## OBJECTIVE
Copy out exactly the lines from the one containing "Extract all readable text from this page." to the end of the records below, both included, and nothing else.

## DATA EXCERPTS
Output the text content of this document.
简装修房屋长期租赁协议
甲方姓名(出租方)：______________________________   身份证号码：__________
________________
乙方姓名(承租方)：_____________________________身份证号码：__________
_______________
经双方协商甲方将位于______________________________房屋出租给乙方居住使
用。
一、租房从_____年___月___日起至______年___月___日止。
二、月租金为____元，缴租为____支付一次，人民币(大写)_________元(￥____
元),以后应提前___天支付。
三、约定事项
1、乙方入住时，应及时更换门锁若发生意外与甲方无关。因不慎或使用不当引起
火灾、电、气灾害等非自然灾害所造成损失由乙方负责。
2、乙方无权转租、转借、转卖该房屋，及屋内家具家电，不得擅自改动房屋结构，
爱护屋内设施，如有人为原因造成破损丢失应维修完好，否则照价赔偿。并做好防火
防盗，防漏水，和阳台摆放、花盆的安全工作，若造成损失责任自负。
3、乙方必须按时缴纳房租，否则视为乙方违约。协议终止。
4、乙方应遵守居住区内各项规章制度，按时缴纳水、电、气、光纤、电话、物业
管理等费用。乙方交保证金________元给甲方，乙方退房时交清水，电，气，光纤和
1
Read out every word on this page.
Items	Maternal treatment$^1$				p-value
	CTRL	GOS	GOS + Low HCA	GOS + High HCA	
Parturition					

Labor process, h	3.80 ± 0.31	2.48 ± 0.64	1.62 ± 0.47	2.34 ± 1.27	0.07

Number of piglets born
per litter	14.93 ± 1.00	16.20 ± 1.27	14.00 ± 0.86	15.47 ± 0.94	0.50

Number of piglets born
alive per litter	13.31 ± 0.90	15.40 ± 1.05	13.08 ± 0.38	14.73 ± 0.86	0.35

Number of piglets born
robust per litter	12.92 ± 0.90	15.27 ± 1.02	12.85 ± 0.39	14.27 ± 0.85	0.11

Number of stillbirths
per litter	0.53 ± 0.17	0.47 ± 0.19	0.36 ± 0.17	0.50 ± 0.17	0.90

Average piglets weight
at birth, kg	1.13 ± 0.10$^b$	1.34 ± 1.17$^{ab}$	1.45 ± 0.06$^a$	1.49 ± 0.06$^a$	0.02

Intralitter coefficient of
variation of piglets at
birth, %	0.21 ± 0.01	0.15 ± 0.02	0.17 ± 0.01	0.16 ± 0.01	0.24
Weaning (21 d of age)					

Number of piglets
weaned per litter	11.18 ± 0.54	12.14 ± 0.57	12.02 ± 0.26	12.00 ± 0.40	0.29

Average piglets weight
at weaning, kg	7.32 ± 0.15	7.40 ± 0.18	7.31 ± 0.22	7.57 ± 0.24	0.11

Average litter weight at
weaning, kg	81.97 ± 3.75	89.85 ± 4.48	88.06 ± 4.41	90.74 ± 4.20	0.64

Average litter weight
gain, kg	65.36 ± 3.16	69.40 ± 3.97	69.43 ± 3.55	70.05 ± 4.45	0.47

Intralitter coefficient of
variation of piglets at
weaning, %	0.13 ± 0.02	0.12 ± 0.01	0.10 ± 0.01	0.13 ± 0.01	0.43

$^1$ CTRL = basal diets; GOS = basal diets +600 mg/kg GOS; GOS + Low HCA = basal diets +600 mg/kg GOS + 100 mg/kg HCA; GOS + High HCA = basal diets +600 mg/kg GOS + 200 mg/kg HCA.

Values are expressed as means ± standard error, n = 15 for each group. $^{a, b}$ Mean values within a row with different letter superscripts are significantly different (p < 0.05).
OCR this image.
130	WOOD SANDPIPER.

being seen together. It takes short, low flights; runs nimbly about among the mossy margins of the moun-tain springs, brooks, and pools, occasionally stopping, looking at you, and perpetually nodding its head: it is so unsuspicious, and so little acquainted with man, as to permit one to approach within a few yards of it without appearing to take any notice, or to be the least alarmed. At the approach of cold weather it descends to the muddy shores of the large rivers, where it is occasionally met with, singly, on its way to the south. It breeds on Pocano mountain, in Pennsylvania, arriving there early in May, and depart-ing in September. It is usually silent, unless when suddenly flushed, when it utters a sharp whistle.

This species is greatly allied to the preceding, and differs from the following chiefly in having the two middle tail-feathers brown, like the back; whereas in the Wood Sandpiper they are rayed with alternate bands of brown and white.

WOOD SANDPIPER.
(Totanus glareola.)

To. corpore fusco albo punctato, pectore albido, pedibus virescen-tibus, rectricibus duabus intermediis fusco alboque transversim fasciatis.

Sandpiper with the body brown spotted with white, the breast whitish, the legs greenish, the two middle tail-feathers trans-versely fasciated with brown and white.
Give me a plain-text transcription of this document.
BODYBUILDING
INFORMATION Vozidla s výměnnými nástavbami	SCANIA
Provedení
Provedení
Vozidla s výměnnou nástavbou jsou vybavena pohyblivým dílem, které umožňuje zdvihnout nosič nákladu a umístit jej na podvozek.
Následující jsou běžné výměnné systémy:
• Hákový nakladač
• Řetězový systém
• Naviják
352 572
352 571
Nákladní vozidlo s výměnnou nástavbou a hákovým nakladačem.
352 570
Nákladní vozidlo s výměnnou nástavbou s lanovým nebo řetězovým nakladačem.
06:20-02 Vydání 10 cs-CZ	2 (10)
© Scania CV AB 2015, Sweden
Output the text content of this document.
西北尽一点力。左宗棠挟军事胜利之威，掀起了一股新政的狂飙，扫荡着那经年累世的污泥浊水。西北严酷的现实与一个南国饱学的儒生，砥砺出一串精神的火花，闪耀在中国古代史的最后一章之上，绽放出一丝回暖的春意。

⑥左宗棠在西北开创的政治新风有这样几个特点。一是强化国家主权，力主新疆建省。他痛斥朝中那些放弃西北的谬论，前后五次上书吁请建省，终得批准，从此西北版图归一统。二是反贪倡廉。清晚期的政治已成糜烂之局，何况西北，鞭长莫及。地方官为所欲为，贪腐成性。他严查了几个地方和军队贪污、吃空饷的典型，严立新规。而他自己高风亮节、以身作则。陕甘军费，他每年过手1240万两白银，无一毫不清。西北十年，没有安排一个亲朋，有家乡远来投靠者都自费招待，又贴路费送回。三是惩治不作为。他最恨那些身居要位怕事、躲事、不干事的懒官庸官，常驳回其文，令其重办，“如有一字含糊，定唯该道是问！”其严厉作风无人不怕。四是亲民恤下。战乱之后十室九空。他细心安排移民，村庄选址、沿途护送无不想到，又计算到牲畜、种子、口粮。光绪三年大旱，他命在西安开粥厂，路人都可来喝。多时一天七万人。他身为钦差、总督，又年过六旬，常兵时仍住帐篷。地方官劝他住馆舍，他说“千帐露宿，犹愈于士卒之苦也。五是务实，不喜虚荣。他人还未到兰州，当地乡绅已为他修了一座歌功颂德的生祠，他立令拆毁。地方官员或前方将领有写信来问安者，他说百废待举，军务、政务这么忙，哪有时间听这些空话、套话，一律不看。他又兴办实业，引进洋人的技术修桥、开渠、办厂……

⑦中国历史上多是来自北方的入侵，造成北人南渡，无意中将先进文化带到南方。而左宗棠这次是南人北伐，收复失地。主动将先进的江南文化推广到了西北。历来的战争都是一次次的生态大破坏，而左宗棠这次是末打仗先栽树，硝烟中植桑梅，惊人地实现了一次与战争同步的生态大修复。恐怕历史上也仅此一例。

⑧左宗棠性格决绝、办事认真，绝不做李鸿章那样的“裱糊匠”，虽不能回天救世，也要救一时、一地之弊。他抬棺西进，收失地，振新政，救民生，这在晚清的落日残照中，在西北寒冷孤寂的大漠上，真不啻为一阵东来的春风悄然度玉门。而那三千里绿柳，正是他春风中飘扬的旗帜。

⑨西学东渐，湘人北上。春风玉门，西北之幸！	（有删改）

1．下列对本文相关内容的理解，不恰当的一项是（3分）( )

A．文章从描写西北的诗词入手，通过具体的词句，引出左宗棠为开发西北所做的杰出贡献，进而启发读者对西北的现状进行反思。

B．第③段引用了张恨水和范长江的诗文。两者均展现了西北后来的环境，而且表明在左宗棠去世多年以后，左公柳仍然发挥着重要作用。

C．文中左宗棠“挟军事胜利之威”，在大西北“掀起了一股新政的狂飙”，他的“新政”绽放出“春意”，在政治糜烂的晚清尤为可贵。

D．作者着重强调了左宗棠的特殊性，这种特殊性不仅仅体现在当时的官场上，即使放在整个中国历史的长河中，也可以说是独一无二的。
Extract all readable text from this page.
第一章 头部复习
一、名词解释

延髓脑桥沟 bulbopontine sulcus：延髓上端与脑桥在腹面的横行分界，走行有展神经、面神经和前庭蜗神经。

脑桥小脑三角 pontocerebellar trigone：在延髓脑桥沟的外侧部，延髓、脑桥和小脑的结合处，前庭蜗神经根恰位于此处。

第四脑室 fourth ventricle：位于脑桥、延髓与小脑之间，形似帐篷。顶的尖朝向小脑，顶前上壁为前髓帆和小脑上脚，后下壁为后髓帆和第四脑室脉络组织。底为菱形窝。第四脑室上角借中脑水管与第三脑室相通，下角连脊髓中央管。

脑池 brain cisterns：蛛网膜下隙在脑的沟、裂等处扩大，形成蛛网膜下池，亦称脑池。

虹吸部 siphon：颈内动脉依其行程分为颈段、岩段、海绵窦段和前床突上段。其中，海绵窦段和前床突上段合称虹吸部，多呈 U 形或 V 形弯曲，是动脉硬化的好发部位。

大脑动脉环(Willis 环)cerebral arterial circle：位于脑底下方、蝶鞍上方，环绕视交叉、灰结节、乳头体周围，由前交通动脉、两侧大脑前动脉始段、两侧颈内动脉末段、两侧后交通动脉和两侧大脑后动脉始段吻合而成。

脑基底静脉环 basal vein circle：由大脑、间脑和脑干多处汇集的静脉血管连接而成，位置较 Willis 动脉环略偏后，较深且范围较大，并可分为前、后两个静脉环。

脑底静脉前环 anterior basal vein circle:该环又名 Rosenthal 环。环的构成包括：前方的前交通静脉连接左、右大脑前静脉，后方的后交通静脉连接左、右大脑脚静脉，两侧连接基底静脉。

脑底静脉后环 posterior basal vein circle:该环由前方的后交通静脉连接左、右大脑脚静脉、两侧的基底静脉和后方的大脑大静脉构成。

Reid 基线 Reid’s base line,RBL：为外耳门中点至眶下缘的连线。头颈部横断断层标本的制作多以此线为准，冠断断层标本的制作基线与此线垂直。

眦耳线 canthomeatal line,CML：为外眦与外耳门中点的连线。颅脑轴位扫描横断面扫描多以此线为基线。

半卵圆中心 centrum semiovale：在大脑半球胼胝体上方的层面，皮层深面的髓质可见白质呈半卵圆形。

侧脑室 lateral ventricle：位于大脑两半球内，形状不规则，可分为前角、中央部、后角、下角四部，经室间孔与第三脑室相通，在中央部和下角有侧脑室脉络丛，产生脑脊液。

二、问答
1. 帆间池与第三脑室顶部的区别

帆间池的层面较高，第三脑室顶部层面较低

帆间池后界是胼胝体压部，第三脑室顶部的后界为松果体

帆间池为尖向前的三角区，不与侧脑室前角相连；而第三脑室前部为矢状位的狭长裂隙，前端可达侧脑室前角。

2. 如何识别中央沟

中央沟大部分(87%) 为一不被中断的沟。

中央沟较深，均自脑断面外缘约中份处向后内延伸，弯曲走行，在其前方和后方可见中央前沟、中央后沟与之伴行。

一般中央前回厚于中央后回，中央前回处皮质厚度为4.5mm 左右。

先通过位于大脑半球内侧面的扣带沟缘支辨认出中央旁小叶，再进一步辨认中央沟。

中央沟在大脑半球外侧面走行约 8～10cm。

## EXERCISE OUTPUT
Extract all readable text from this page.
第一章 头部复习
一、名词解释

延髓脑桥沟 bulbopontine sulcus：延髓上端与脑桥在腹面的横行分界，走行有展神经、面神经和前庭蜗神经。

脑桥小脑三角 pontocerebellar trigone：在延髓脑桥沟的外侧部，延髓、脑桥和小脑的结合处，前庭蜗神经根恰位于此处。

第四脑室 fourth ventricle：位于脑桥、延髓与小脑之间，形似帐篷。顶的尖朝向小脑，顶前上壁为前髓帆和小脑上脚，后下壁为后髓帆和第四脑室脉络组织。底为菱形窝。第四脑室上角借中脑水管与第三脑室相通，下角连脊髓中央管。

脑池 brain cisterns：蛛网膜下隙在脑的沟、裂等处扩大，形成蛛网膜下池，亦称脑池。

虹吸部 siphon：颈内动脉依其行程分为颈段、岩段、海绵窦段和前床突上段。其中，海绵窦段和前床突上段合称虹吸部，多呈 U 形或 V 形弯曲，是动脉硬化的好发部位。

大脑动脉环(Willis 环)cerebral arterial circle：位于脑底下方、蝶鞍上方，环绕视交叉、灰结节、乳头体周围，由前交通动脉、两侧大脑前动脉始段、两侧颈内动脉末段、两侧后交通动脉和两侧大脑后动脉始段吻合而成。

脑基底静脉环 basal vein circle：由大脑、间脑和脑干多处汇集的静脉血管连接而成，位置较 Willis 动脉环略偏后，较深且范围较大，并可分为前、后两个静脉环。

脑底静脉前环 anterior basal vein circle:该环又名 Rosenthal 环。环的构成包括：前方的前交通静脉连接左、右大脑前静脉，后方的后交通静脉连接左、右大脑脚静脉，两侧连接基底静脉。

脑底静脉后环 posterior basal vein circle:该环由前方的后交通静脉连接左、右大脑脚静脉、两侧的基底静脉和后方的大脑大静脉构成。

Reid 基线 Reid’s base line,RBL：为外耳门中点至眶下缘的连线。头颈部横断断层标本的制作多以此线为准，冠断断层标本的制作基线与此线垂直。

眦耳线 canthomeatal line,CML：为外眦与外耳门中点的连线。颅脑轴位扫描横断面扫描多以此线为基线。

半卵圆中心 centrum semiovale：在大脑半球胼胝体上方的层面，皮层深面的髓质可见白质呈半卵圆形。

侧脑室 lateral ventricle：位于大脑两半球内，形状不规则，可分为前角、中央部、后角、下角四部，经室间孔与第三脑室相通，在中央部和下角有侧脑室脉络丛，产生脑脊液。

二、问答
1. 帆间池与第三脑室顶部的区别

帆间池的层面较高，第三脑室顶部层面较低

帆间池后界是胼胝体压部，第三脑室顶部的后界为松果体

帆间池为尖向前的三角区，不与侧脑室前角相连；而第三脑室前部为矢状位的狭长裂隙，前端可达侧脑室前角。

2. 如何识别中央沟

中央沟大部分(87%) 为一不被中断的沟。

中央沟较深，均自脑断面外缘约中份处向后内延伸，弯曲走行，在其前方和后方可见中央前沟、中央后沟与之伴行。

一般中央前回厚于中央后回，中央前回处皮质厚度为4.5mm 左右。

先通过位于大脑半球内侧面的扣带沟缘支辨认出中央旁小叶，再进一步辨认中央沟。

中央沟在大脑半球外侧面走行约 8～10cm。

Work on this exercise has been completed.